### [ELENCO ATTIVITÀ]
a) Nel brano sull'angioedema ereditario, qual è l'età media dei pazienti italiani al momento della diagnosi?
b) Riscrivi il passo del brano sull'angioedema ereditario che inizia con "Per ogni paziente" e finisce con "parametri del complemento.", sostituendo "cartelle cliniche" con "schede mediche".

### [BRANO PROPOSTO]
↓↓↓

I pazienti di solito cominciano a presentare manifestazioni cliniche nell'infanzia e la frequenza degli attacchi aumenta solitamente intorno alla pubertà. A causa della rarità della malattia e al fatto che i sintomi clinici si sovrappongono a quelli di altre forme di angioedema, però, C1-INH-HAE è spesso mal diagnosticato. Di conseguenza, per i pazienti con C1-INH-HAE può trascorrere molto tempo tra il manifestarsi dei primi sintomi e la diagnosi. Negli ultimi anni comunque, come emerso dall’indagine eseguita dai ricercatori, il numero dei pazienti diagnosticati è aumentato; questo potrebbe essere legato al fatto che anche i pazienti più giovani hanno avuto la possibilità di ricevere una diagnosi corretta. L'età media al momento della diagnosi nei pazienti italiani è di 26 anni. Come spiegato dai ricercatori, lo studio eseguito non riporta i dati sul ritardo nella diagnosi (definita come il tempo tra l'inizio dei sintomi e la diagnosi), ma partendo dal presupposto che la maggior parte dei pazienti diventa sintomatica intorno alla pubertà si potrebbe stimare un ritardo minimo nella diagnosi di 10 anni. Inoltre esiste una notevole differenza di età media nella diagnosi tra i pazienti con C1-INH-HAE di tipo I e II (26 e 31 anni rispettivamente). Questa discrepanza potrebbe essere dovuta al fatto che la diagnosi di C1-INH-HAE di tipo II è realizzata grazie ad un test di limitata disponibilità.
Nello studio condotto nel nostro Paese sono stati coinvolti pazienti italiani che hanno ricevuto diagnosi di C1-INH-HAE tra l’anno 1973 e il 2013. La diagnosi di questa forma di HAE si basa sulla storia personale e famigliare del paziente e sulla carenza antigenica e/o funzionale di C1-INH.
Per ogni paziente sono stati raccolti i seguenti dati, estratti dalle cartelle cliniche: la data di nascita, la data della diagnosi, la condizione (vivi o morti), i livelli plasmatici di C1-INH e C4 alla diagnosi. I pazienti non erano sottoposti a trattamento profilattico al momento della misurazione dei parametri del complemento.
Sono stati 983 (53% donne) i pazienti coinvolti nello studio e tutti provenienti da 376 famiglie non imparentate tra loro.
C1-INH e C4 sono stati quantificati utilizzando tecniche immunochimiche come l’immunodiffusione radiale o la nefelometria; la funzionalità di C1-INH è stata misurata utilizzando un saggio immunoenzimatico o cromogenico.
La prevalenza minima di HAE stimata in Italia nel 2013 è risultata essere di 920: 59.394.000 abitanti, pari a 1: 64.935. Questo primo sondaggio nazionale di C1-INH-HAE in Italia ha offerto, dunque, il valore più alto mai registrato per questa malattia rispetto agli studi precedenti. I Pazienti di sesso maschile e femminile sono risultati essere equamente rappresentati, come ci si aspetta da una malattia a trasmissione autosomica dominante. Inoltre è emerso dallo studio che i pazienti elencati nel nostro database hanno un'aspettativa di vita più breve rispetto alla popolazione generale.
Per ridurre questa discrepanza -spiegano i ricercatori- è necessario raggiungere una maggiore consapevolezza sulla malattia.
Si potrebbe, in particolare, introdurre nello screening iniziale e nella diagnosi differenziale la misurazione dell’antigene C4. Tale parametro, infatti, permetterebbe di escludere la presenza di C1-INH-HAE con un'accuratezza maggiore del 95%. Infatti, sia nella forma C1-INH-HAE di tipo 1 che di tipo 2, si verificano riduzione di C4, mentre C3 rimane nei normali valori.

↑↑↑

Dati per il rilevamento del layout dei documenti
↓↓↓

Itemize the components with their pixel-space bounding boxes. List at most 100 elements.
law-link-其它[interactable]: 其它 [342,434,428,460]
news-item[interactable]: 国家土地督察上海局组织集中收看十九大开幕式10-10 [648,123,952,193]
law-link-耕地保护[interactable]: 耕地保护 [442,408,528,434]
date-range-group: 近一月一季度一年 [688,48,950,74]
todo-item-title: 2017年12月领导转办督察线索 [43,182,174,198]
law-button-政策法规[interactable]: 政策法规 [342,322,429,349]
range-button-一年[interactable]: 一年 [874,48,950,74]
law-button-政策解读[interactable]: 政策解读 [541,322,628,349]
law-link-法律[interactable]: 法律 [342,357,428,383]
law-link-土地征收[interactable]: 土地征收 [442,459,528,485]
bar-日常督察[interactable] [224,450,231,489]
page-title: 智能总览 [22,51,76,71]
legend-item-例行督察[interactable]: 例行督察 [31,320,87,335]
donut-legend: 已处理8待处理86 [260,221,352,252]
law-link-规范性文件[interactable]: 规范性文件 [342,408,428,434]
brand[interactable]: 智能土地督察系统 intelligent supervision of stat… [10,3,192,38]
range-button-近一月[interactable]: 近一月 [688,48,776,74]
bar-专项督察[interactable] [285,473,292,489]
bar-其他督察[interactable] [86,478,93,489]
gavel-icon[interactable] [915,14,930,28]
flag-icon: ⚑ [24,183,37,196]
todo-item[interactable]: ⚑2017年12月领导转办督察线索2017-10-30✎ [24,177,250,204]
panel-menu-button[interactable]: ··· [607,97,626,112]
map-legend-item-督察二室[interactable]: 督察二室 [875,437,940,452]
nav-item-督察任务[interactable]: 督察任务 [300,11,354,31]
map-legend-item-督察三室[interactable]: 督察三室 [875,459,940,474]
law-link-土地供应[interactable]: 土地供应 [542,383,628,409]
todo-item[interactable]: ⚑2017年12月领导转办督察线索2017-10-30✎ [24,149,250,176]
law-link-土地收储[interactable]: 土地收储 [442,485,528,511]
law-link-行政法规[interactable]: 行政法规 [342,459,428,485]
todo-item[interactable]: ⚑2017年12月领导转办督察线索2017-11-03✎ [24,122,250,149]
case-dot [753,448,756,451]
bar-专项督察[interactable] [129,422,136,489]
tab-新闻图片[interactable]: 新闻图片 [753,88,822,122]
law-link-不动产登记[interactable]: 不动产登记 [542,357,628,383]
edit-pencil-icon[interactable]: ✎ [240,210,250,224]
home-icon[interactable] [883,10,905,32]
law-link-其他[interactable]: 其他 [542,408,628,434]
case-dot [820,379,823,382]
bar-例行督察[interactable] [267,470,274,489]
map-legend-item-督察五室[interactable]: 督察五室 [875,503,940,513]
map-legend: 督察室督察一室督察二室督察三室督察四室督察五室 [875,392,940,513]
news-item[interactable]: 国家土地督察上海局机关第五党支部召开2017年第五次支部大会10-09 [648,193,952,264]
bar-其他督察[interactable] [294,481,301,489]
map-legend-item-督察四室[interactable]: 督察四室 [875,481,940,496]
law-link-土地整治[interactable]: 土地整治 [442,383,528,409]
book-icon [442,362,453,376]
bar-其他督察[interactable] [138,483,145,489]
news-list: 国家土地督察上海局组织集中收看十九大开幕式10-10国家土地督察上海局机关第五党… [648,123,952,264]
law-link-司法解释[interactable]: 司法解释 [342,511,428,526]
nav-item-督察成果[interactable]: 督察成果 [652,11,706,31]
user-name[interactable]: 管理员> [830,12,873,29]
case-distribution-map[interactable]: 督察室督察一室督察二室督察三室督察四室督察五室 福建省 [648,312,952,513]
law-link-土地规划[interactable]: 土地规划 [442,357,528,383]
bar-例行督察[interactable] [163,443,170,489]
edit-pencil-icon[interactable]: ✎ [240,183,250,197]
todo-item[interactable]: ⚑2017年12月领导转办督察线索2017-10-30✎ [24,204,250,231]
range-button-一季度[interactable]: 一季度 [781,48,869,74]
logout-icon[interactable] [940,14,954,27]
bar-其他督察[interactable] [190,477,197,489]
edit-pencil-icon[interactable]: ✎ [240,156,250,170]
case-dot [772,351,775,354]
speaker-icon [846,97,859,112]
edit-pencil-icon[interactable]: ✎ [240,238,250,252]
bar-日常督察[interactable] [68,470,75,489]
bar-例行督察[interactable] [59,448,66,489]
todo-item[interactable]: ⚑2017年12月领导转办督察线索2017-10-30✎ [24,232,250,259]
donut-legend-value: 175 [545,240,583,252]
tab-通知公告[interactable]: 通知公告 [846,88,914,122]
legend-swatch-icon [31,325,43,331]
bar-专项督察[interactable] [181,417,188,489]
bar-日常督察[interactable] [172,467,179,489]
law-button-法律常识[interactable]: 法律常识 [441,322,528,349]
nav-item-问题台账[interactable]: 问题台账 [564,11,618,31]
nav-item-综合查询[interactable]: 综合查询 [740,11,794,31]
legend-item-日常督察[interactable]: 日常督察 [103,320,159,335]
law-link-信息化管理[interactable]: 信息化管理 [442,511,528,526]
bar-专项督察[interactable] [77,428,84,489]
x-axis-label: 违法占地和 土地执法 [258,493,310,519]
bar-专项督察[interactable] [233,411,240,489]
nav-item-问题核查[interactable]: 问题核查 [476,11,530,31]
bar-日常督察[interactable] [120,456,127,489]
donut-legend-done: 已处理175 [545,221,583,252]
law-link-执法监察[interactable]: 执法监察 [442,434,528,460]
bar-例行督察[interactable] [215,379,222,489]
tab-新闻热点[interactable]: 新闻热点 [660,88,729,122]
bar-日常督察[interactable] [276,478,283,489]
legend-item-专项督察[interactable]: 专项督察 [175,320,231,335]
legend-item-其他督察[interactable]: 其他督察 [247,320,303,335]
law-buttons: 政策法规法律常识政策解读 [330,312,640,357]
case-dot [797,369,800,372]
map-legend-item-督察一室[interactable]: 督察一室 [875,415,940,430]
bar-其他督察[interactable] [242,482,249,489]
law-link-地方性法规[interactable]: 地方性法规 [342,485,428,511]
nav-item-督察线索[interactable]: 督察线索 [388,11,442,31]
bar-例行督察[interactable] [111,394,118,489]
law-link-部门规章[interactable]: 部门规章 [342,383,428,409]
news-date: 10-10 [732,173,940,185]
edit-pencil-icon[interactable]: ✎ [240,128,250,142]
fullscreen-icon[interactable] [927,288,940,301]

↑↑↑

### [ESERCIZIO SVOLTO]
a) 26 anni.

b)
Per ogni paziente sono stati raccolti i seguenti dati, estratti dalle schede mediche: la data di nascita, la data della diagnosi, la condizione (vivi o morti), i livelli plasmatici di C1-INH e C4 alla diagnosi. I pazienti non erano sottoposti a trattamento profilattico al momento della misurazione dei parametri del complemento.